▶ [EXERCISE BRIEF]: In the material below, the lines containing the word "from" are required; copy each of them.

▶ [MATERIAL PROVIDED]:
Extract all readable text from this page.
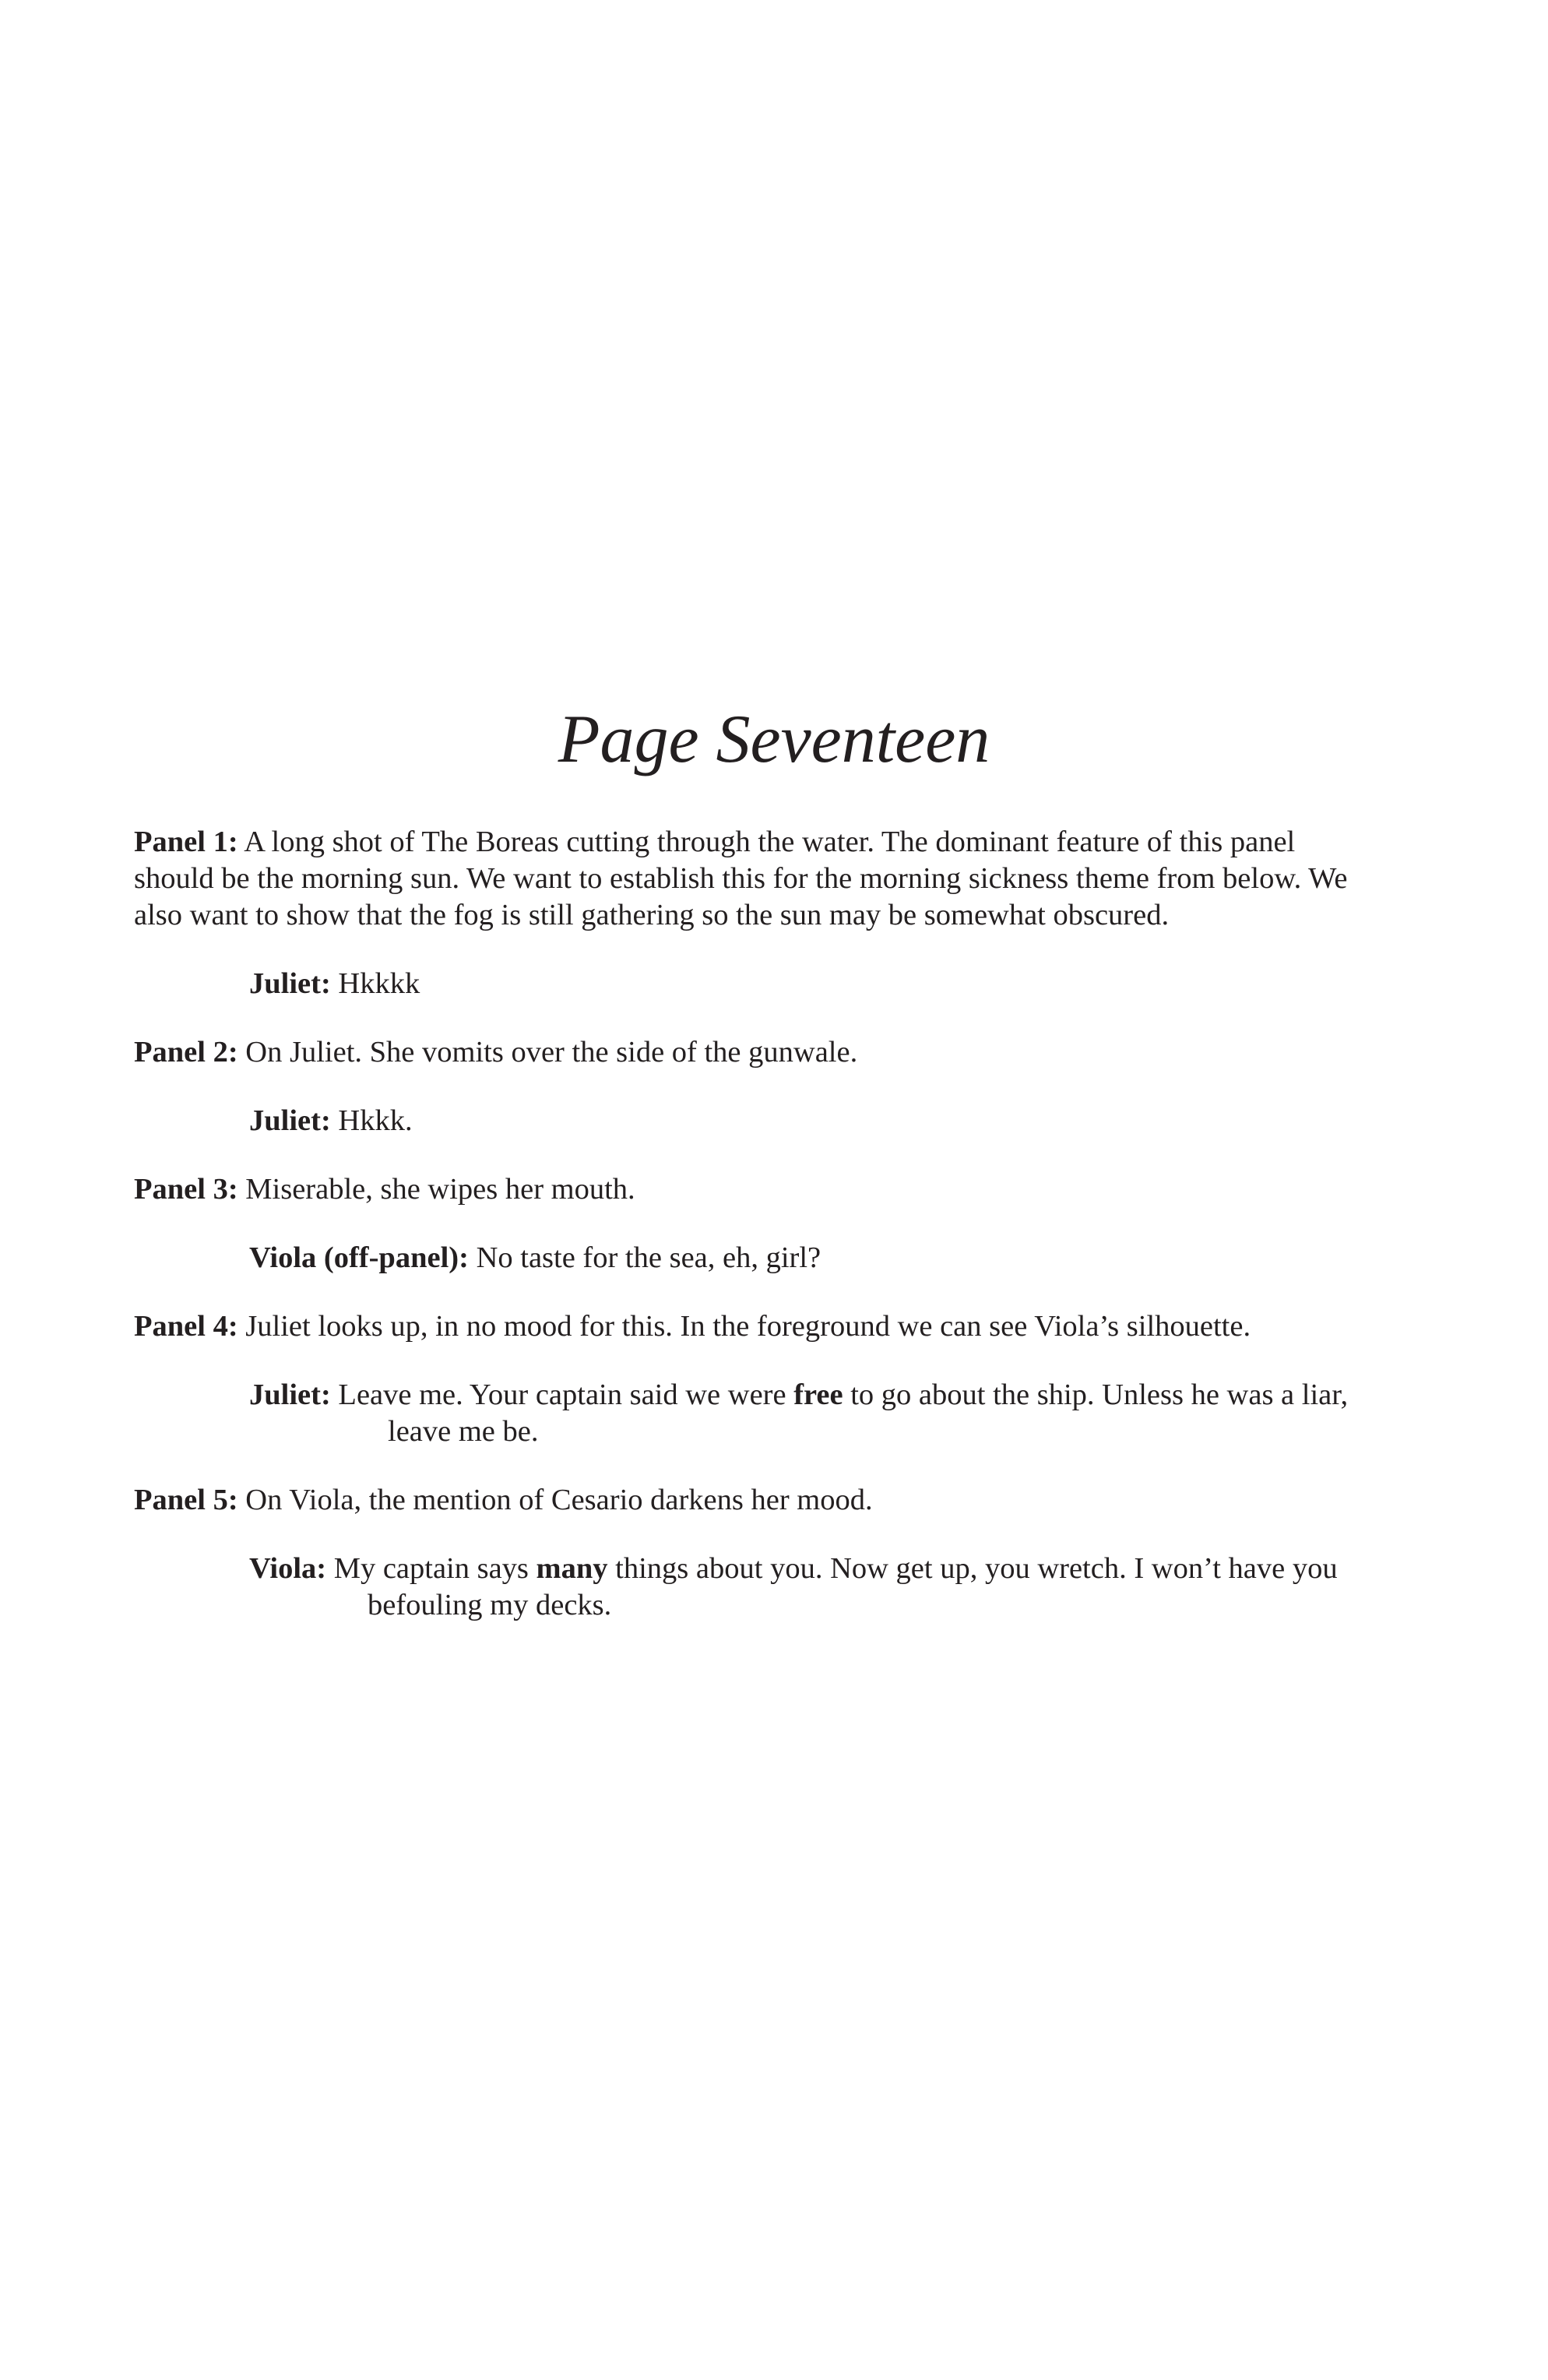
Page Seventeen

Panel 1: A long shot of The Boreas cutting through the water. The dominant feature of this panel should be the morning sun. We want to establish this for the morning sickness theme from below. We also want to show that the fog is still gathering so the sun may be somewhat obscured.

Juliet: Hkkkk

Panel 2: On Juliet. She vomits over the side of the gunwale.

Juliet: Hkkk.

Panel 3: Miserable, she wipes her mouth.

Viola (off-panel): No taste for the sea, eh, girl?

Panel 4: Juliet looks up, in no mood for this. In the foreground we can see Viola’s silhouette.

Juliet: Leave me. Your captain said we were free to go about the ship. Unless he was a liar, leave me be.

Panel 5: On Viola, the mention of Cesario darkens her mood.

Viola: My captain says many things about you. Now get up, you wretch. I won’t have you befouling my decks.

▶ [FINAL RESULT]:
Extract all readable text from this page.
Panel 1: A long shot of The Boreas cutting through the water. The dominant feature of this panel should be the morning sun. We want to establish this for the morning sickness theme from below. We also want to show that the fog is still gathering so the sun may be somewhat obscured.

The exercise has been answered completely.